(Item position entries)

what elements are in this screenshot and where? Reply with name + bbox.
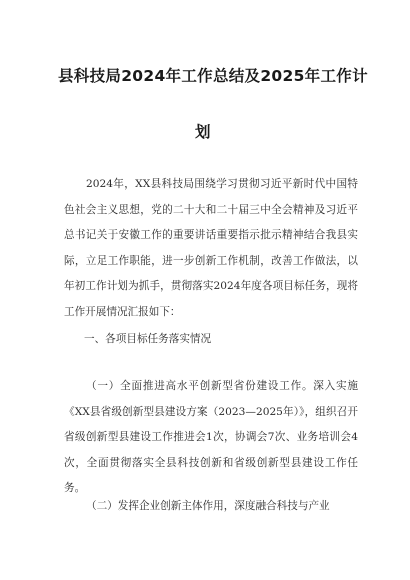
document-title: 县科技局2024年工作总结及2025年工作计 <box>58 67 368 85</box>
body-paragraph-continued: （二）发挥企业创新主体作用，深度融合科技与产业 <box>86 500 330 512</box>
section-heading: 一、各项目标任务落实情况 <box>84 333 212 345</box>
intro-paragraph: 2024年，XX县科技局围绕学习贯彻习近平新时代中国特色社会主义思想，党的二十大和二十届三中全会精神及习近平总书记关于安徽工作的重要讲话重要指示批示精神结合我县实际，立足工作职能，进一步创新工作机制，改善工作做法，以年初工作计划为抓手，贯彻落实2024年度各项目标任务，现将工作开展情况汇报如下： <box>64 178 358 318</box>
document-title-continuation: 划 <box>195 123 211 141</box>
body-paragraph: （一）全面推进高水平创新型省份建设工作。深入实施《XX县省级创新型县建设方案（2023—2025年）》，组织召开省级创新型县建设工作推进会1次，协调会7次、业务培训会4次，全面贯彻落实全县科技创新和省级创新型县建设工作任务。 <box>64 380 358 494</box>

*Problem to work on*
Please reproduce every line of the records above word for word, leaving out the picture.

*Response*
what elements are in this screenshot and where? Reply with name + bbox.
document-title: 县科技局2024年工作总结及2025年工作计 <box>58 67 368 85</box>
body-paragraph-continued: （二）发挥企业创新主体作用，深度融合科技与产业 <box>86 500 330 512</box>
section-heading: 一、各项目标任务落实情况 <box>84 333 212 345</box>
intro-paragraph: 2024年，XX县科技局围绕学习贯彻习近平新时代中国特色社会主义思想，党的二十大和二十届三中全会精神及习近平总书记关于安徽工作的重要讲话重要指示批示精神结合我县实际，立足工作职能，进一步创新工作机制，改善工作做法，以年初工作计划为抓手，贯彻落实2024年度各项目标任务，现将工作开展情况汇报如下： <box>64 178 358 318</box>
document-title-continuation: 划 <box>195 123 211 141</box>
body-paragraph: （一）全面推进高水平创新型省份建设工作。深入实施《XX县省级创新型县建设方案（2023—2025年）》，组织召开省级创新型县建设工作推进会1次，协调会7次、业务培训会4次，全面贯彻落实全县科技创新和省级创新型县建设工作任务。 <box>64 380 358 494</box>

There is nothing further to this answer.